## Saved entries
·····
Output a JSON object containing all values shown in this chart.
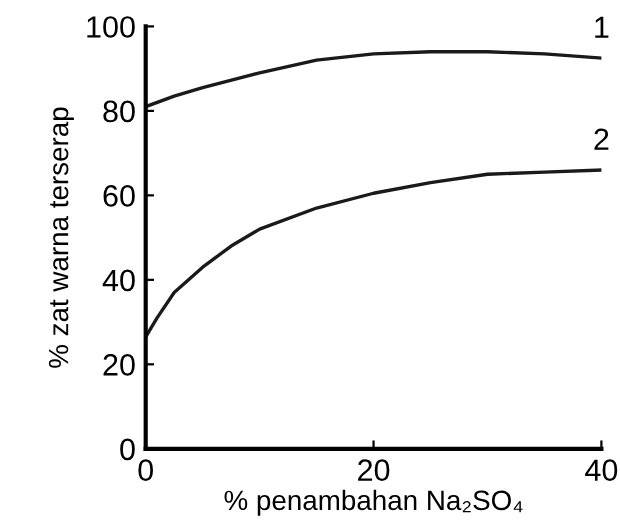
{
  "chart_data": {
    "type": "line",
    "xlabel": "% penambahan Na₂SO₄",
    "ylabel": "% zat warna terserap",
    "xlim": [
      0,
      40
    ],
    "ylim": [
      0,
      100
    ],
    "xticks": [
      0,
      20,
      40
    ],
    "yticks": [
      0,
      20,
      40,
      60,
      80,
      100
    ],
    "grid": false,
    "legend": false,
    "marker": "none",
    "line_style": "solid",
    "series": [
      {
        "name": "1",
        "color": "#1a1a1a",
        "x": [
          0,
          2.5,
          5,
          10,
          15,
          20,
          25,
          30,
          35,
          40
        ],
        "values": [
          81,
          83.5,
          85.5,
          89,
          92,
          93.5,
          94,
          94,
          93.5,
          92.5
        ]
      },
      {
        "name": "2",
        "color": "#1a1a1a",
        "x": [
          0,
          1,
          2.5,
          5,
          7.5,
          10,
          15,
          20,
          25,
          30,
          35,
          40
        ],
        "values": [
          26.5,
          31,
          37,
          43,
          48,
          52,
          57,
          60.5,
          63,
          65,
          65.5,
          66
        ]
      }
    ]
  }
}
·····
## Aim
Output all the records, word for word, with no pictures in the copy.

## The solution
Output a JSON object containing all values shown in this chart.
{
  "chart_data": {
    "type": "line",
    "xlabel": "% penambahan Na₂SO₄",
    "ylabel": "% zat warna terserap",
    "xlim": [
      0,
      40
    ],
    "ylim": [
      0,
      100
    ],
    "xticks": [
      0,
      20,
      40
    ],
    "yticks": [
      0,
      20,
      40,
      60,
      80,
      100
    ],
    "grid": false,
    "legend": false,
    "marker": "none",
    "line_style": "solid",
    "series": [
      {
        "name": "1",
        "color": "#1a1a1a",
        "x": [
          0,
          2.5,
          5,
          10,
          15,
          20,
          25,
          30,
          35,
          40
        ],
        "values": [
          81,
          83.5,
          85.5,
          89,
          92,
          93.5,
          94,
          94,
          93.5,
          92.5
        ]
      },
      {
        "name": "2",
        "color": "#1a1a1a",
        "x": [
          0,
          1,
          2.5,
          5,
          7.5,
          10,
          15,
          20,
          25,
          30,
          35,
          40
        ],
        "values": [
          26.5,
          31,
          37,
          43,
          48,
          52,
          57,
          60.5,
          63,
          65,
          65.5,
          66
        ]
      }
    ]
  }
}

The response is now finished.